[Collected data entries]
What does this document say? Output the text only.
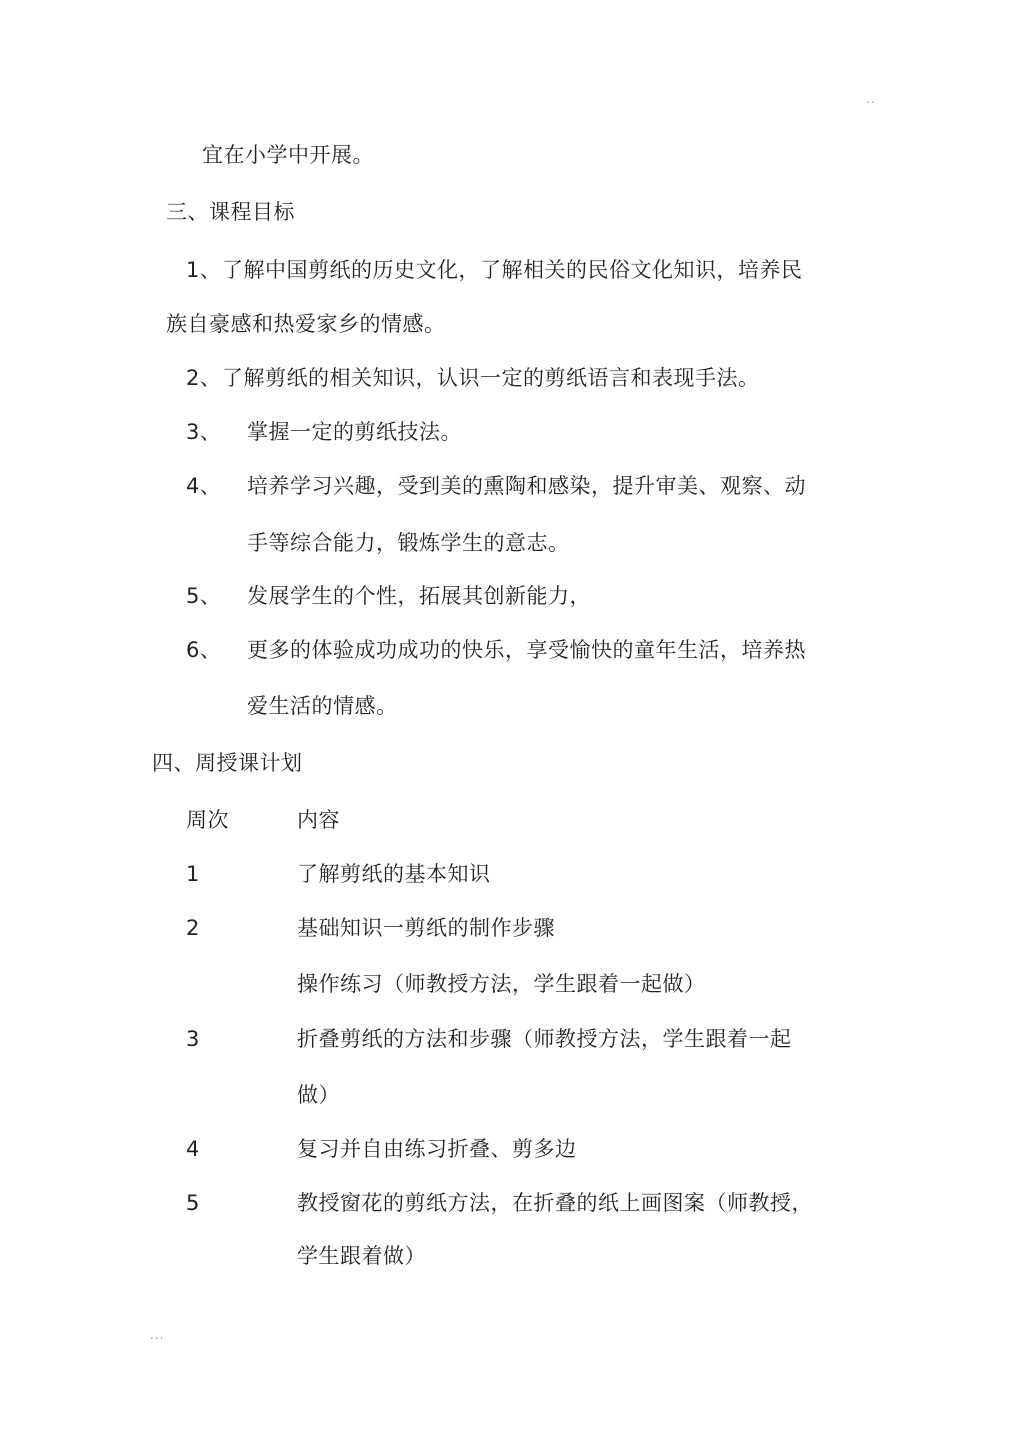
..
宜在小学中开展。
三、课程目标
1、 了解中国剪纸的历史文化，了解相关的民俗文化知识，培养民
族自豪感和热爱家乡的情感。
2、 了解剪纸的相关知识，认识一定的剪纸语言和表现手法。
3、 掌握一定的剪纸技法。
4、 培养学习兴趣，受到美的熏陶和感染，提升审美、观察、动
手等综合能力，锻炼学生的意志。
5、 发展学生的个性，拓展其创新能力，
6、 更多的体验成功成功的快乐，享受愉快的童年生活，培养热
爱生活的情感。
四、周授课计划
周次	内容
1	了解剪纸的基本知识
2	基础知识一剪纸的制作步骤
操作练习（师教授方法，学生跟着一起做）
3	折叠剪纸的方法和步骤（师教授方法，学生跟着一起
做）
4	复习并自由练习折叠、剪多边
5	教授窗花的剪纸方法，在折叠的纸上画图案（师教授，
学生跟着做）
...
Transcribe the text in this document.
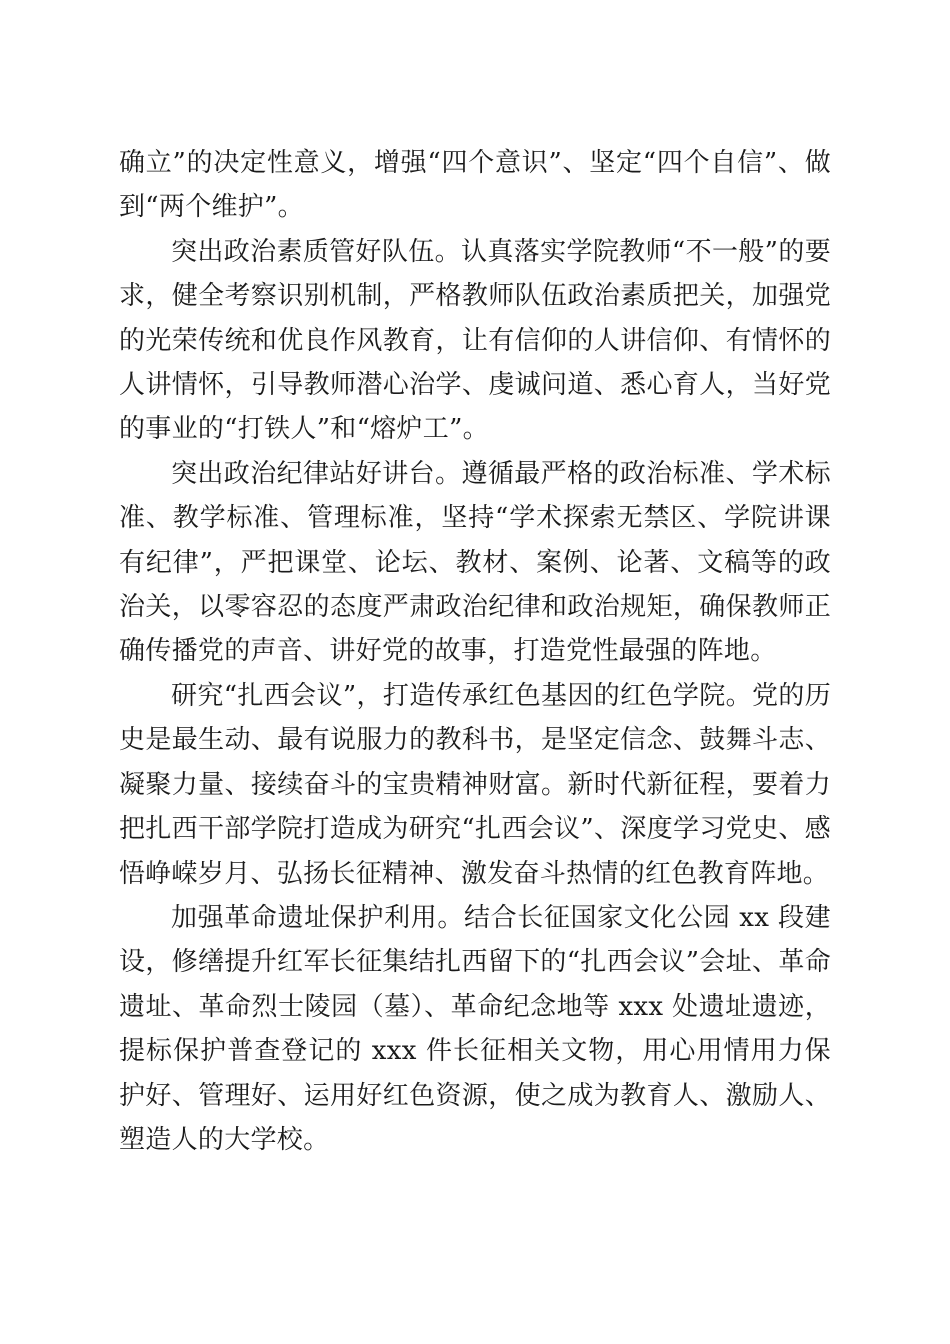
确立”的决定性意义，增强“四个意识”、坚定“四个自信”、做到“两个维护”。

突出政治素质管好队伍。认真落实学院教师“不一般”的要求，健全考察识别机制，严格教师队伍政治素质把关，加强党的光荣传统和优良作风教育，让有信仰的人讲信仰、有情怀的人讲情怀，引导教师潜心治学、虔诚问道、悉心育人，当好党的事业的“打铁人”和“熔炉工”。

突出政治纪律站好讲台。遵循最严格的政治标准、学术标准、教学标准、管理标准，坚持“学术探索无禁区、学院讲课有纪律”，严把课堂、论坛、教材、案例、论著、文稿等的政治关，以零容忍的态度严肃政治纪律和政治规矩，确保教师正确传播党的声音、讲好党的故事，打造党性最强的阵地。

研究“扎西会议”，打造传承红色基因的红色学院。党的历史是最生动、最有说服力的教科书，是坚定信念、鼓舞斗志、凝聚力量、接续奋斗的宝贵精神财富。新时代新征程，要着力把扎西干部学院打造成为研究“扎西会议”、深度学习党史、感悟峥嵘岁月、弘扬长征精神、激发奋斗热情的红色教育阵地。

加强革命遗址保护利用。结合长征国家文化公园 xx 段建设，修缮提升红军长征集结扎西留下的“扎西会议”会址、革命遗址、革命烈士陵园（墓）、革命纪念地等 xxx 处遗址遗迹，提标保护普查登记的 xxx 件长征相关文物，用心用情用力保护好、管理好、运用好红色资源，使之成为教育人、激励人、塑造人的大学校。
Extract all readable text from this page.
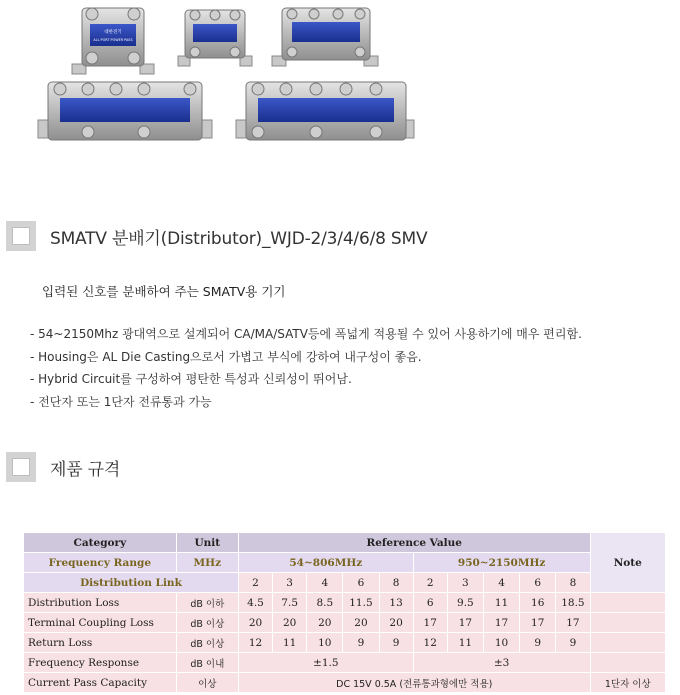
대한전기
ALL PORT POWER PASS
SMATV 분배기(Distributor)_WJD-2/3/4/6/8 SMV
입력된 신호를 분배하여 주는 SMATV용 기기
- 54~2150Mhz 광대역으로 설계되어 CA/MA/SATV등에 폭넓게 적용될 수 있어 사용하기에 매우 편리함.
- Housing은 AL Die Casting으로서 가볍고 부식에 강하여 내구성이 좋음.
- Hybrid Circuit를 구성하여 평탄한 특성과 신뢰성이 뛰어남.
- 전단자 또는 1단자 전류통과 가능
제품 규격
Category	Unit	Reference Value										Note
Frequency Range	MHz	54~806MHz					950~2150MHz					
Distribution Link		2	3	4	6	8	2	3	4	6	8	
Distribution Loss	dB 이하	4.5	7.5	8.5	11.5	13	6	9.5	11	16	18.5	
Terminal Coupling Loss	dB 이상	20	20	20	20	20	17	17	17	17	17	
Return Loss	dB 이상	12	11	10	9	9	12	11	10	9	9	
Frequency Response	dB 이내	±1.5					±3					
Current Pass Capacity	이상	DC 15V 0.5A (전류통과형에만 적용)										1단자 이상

**Aim of the exercise:** Quote each record exactly as it stands, minus the pictures.

**Reply:**
What does this document say? Output the text only.
..
宜在小学中开展。
三、课程目标
1、 了解中国剪纸的历史文化，了解相关的民俗文化知识，培养民
族自豪感和热爱家乡的情感。
2、 了解剪纸的相关知识，认识一定的剪纸语言和表现手法。
3、 掌握一定的剪纸技法。
4、 培养学习兴趣，受到美的熏陶和感染，提升审美、观察、动
手等综合能力，锻炼学生的意志。
5、 发展学生的个性，拓展其创新能力，
6、 更多的体验成功成功的快乐，享受愉快的童年生活，培养热
爱生活的情感。
四、周授课计划
周次	内容
1	了解剪纸的基本知识
2	基础知识一剪纸的制作步骤
操作练习（师教授方法，学生跟着一起做）
3	折叠剪纸的方法和步骤（师教授方法，学生跟着一起
做）
4	复习并自由练习折叠、剪多边
5	教授窗花的剪纸方法，在折叠的纸上画图案（师教授，
学生跟着做）
...
Transcribe the text in this document.
确立”的决定性意义，增强“四个意识”、坚定“四个自信”、做到“两个维护”。

突出政治素质管好队伍。认真落实学院教师“不一般”的要求，健全考察识别机制，严格教师队伍政治素质把关，加强党的光荣传统和优良作风教育，让有信仰的人讲信仰、有情怀的人讲情怀，引导教师潜心治学、虔诚问道、悉心育人，当好党的事业的“打铁人”和“熔炉工”。

突出政治纪律站好讲台。遵循最严格的政治标准、学术标准、教学标准、管理标准，坚持“学术探索无禁区、学院讲课有纪律”，严把课堂、论坛、教材、案例、论著、文稿等的政治关，以零容忍的态度严肃政治纪律和政治规矩，确保教师正确传播党的声音、讲好党的故事，打造党性最强的阵地。

研究“扎西会议”，打造传承红色基因的红色学院。党的历史是最生动、最有说服力的教科书，是坚定信念、鼓舞斗志、凝聚力量、接续奋斗的宝贵精神财富。新时代新征程，要着力把扎西干部学院打造成为研究“扎西会议”、深度学习党史、感悟峥嵘岁月、弘扬长征精神、激发奋斗热情的红色教育阵地。

加强革命遗址保护利用。结合长征国家文化公园 xx 段建设，修缮提升红军长征集结扎西留下的“扎西会议”会址、革命遗址、革命烈士陵园（墓）、革命纪念地等 xxx 处遗址遗迹，提标保护普查登记的 xxx 件长征相关文物，用心用情用力保护好、管理好、运用好红色资源，使之成为教育人、激励人、塑造人的大学校。
Extract all readable text from this page.
대한전기
ALL PORT POWER PASS
SMATV 분배기(Distributor)_WJD-2/3/4/6/8 SMV
입력된 신호를 분배하여 주는 SMATV용 기기
- 54~2150Mhz 광대역으로 설계되어 CA/MA/SATV등에 폭넓게 적용될 수 있어 사용하기에 매우 편리함.
- Housing은 AL Die Casting으로서 가볍고 부식에 강하여 내구성이 좋음.
- Hybrid Circuit를 구성하여 평탄한 특성과 신뢰성이 뛰어남.
- 전단자 또는 1단자 전류통과 가능
제품 규격
Category	Unit	Reference Value										Note
Frequency Range	MHz	54~806MHz					950~2150MHz					
Distribution Link		2	3	4	6	8	2	3	4	6	8	
Distribution Loss	dB 이하	4.5	7.5	8.5	11.5	13	6	9.5	11	16	18.5	
Terminal Coupling Loss	dB 이상	20	20	20	20	20	17	17	17	17	17	
Return Loss	dB 이상	12	11	10	9	9	12	11	10	9	9	
Frequency Response	dB 이내	±1.5					±3					
Current Pass Capacity	이상	DC 15V 0.5A (전류통과형에만 적용)										1단자 이상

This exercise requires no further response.